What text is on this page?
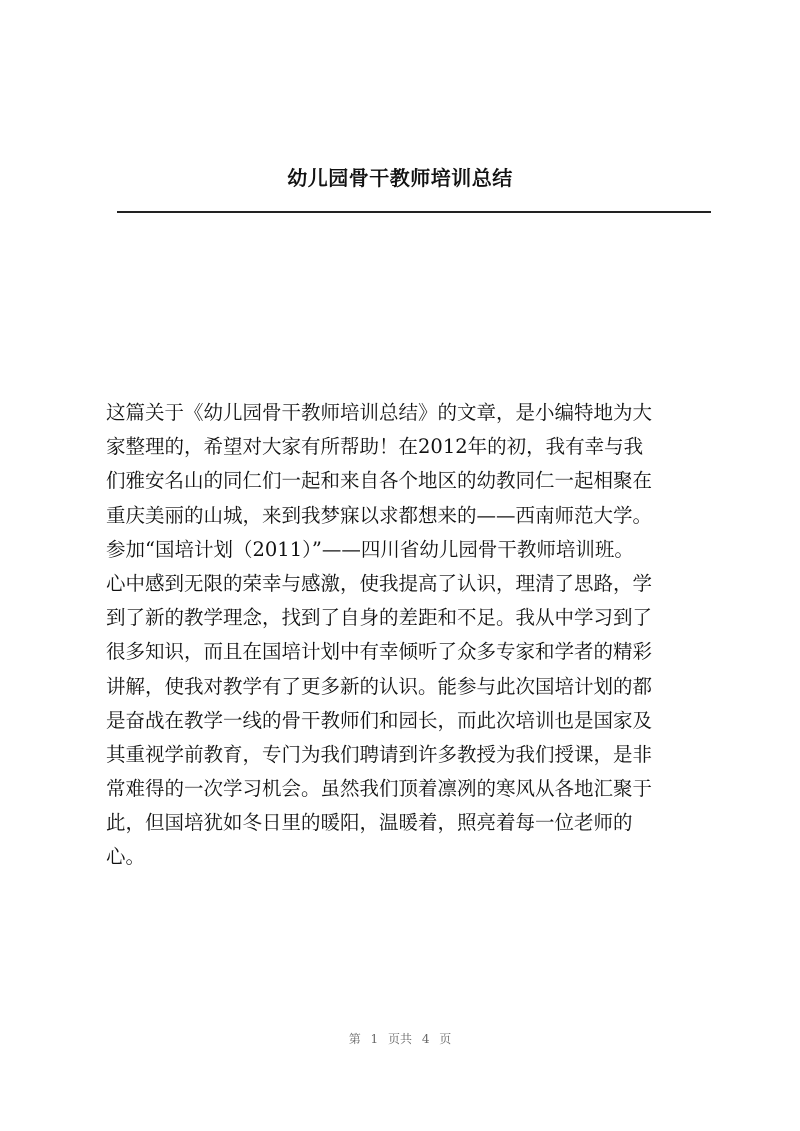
幼儿园骨干教师培训总结
这篇关于《幼儿园骨干教师培训总结》的文章，是小编特地为大
家整理的，希望对大家有所帮助！在2012年的初，我有幸与我
们雅安名山的同仁们一起和来自各个地区的幼教同仁一起相聚在
重庆美丽的山城，来到我梦寐以求都想来的——西南师范大学。
参加“国培计划（2011）”——四川省幼儿园骨干教师培训班。
心中感到无限的荣幸与感激，使我提高了认识，理清了思路，学
到了新的教学理念，找到了自身的差距和不足。我从中学习到了
很多知识，而且在国培计划中有幸倾听了众多专家和学者的精彩
讲解，使我对教学有了更多新的认识。能参与此次国培计划的都
是奋战在教学一线的骨干教师们和园长，而此次培训也是国家及
其重视学前教育，专门为我们聘请到许多教授为我们授课，是非
常难得的一次学习机会。虽然我们顶着凛冽的寒风从各地汇聚于
此，但国培犹如冬日里的暖阳，温暖着，照亮着每一位老师的
心。
第 1 页共 4 页
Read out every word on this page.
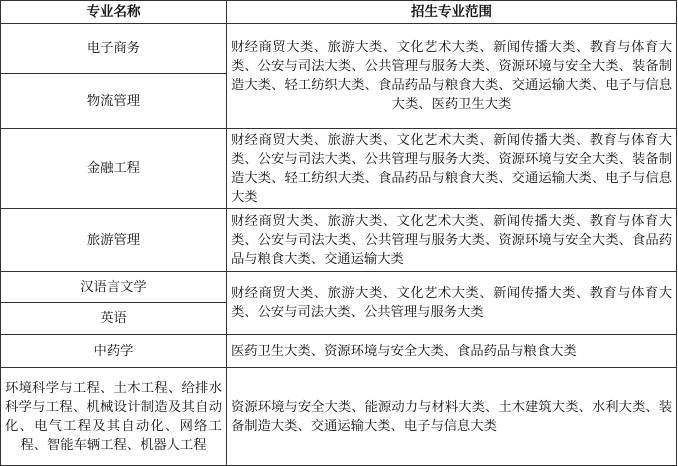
专业名称	招生专业范围
电子商务	财经商贸大类、旅游大类、文化艺术大类、新闻传播大类、教育与体育大类、公安与司法大类、公共管理与服务大类、资源环境与安全大类、装备制造大类、轻工纺织大类、食品药品与粮食大类、交通运输大类、电子与信息大类、医药卫生大类

物流管理	
金融工程	财经商贸大类、旅游大类、文化艺术大类、新闻传播大类、教育与体育大类、公安与司法大类、公共管理与服务大类、资源环境与安全大类、装备制造大类、轻工纺织大类、食品药品与粮食大类、交通运输大类、电子与信息大类

旅游管理	财经商贸大类、旅游大类、文化艺术大类、新闻传播大类、教育与体育大类、公安与司法大类、公共管理与服务大类、资源环境与安全大类、食品药品与粮食大类、交通运输大类

汉语言文学	财经商贸大类、旅游大类、文化艺术大类、新闻传播大类、教育与体育大类、公安与司法大类、公共管理与服务大类

英语	
中药学	医药卫生大类、资源环境与安全大类、食品药品与粮食大类

环境科学与工程、土木工程、给排水科学与工程、机械设计制造及其自动化、电气工程及其自动化、网络工程、智能车辆工程、机器人工程	资源环境与安全大类、能源动力与材料大类、土木建筑大类、水利大类、装备制造大类、交通运输大类、电子与信息大类
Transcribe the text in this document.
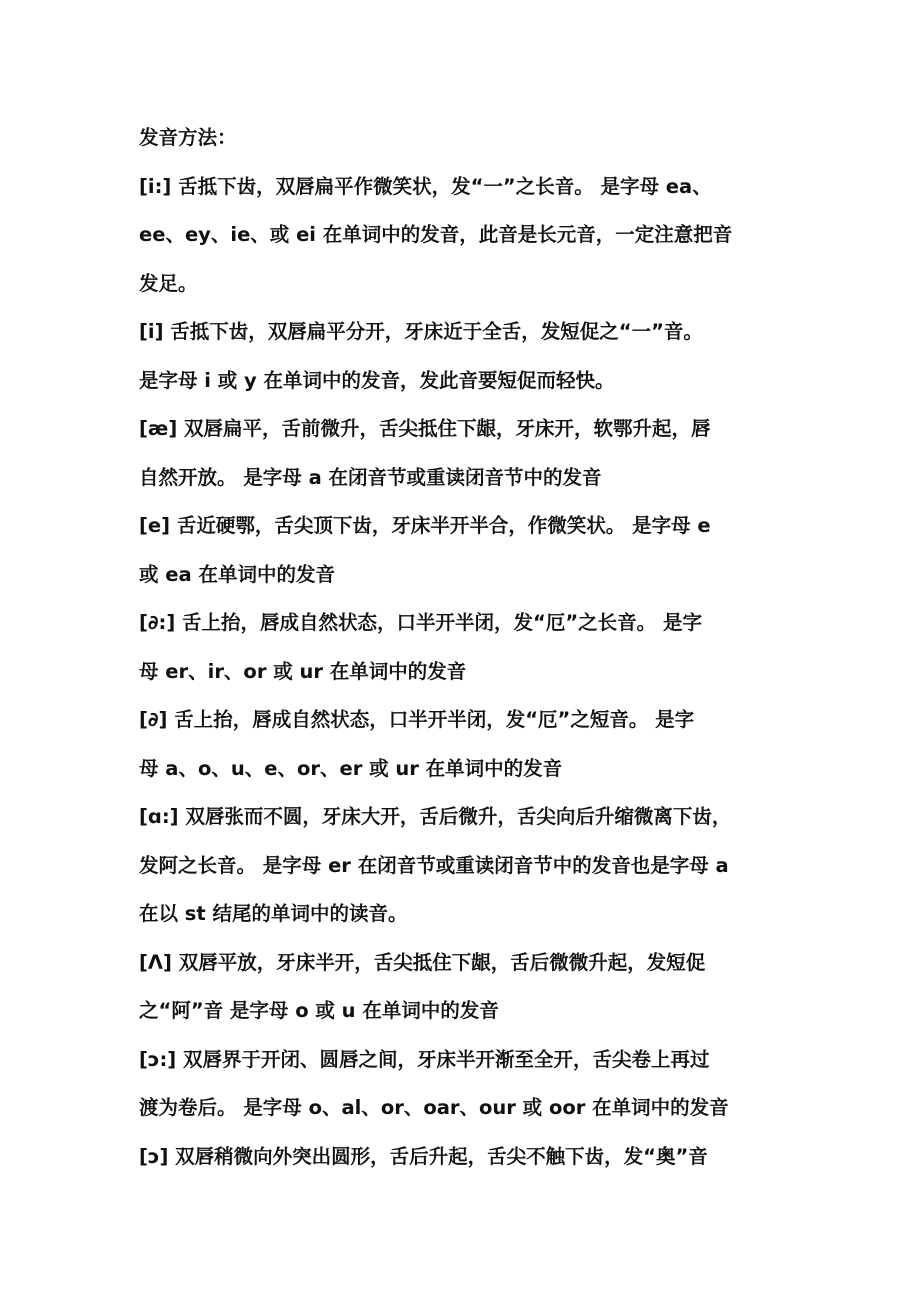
发音方法：
[i:] 舌抵下齿，双唇扁平作微笑状，发“一”之长音。 是字母 ea、
ee、ey、ie、或 ei 在单词中的发音，此音是长元音，一定注意把音
发足。
[i] 舌抵下齿，双唇扁平分开，牙床近于全舌，发短促之“一”音。
是字母 i 或 y 在单词中的发音，发此音要短促而轻快。
[æ] 双唇扁平，舌前微升，舌尖抵住下龈，牙床开，软鄂升起，唇
自然开放。 是字母 a 在闭音节或重读闭音节中的发音
[e] 舌近硬鄂，舌尖顶下齿，牙床半开半合，作微笑状。 是字母 e
或 ea 在单词中的发音
[∂:] 舌上抬，唇成自然状态，口半开半闭，发“厄”之长音。 是字
母 er、ir、or 或 ur 在单词中的发音
[∂] 舌上抬，唇成自然状态，口半开半闭，发“厄”之短音。 是字
母 a、o、u、e、or、er 或 ur 在单词中的发音
[ɑ:] 双唇张而不圆，牙床大开，舌后微升，舌尖向后升缩微离下齿，
发阿之长音。 是字母 er 在闭音节或重读闭音节中的发音也是字母 a
在以 st 结尾的单词中的读音。
[Λ] 双唇平放，牙床半开，舌尖抵住下龈，舌后微微升起，发短促
之“阿”音 是字母 o 或 u 在单词中的发音
[ɔ:] 双唇界于开闭、圆唇之间，牙床半开渐至全开，舌尖卷上再过
渡为卷后。 是字母 o、al、or、oar、our 或 oor 在单词中的发音
[ɔ] 双唇稍微向外突出圆形，舌后升起，舌尖不触下齿，发“奥”音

===============

Determine the number of lines where the string "财经商贸大类" occurs, and give that number only.

EXERCISE OUTPUT - 4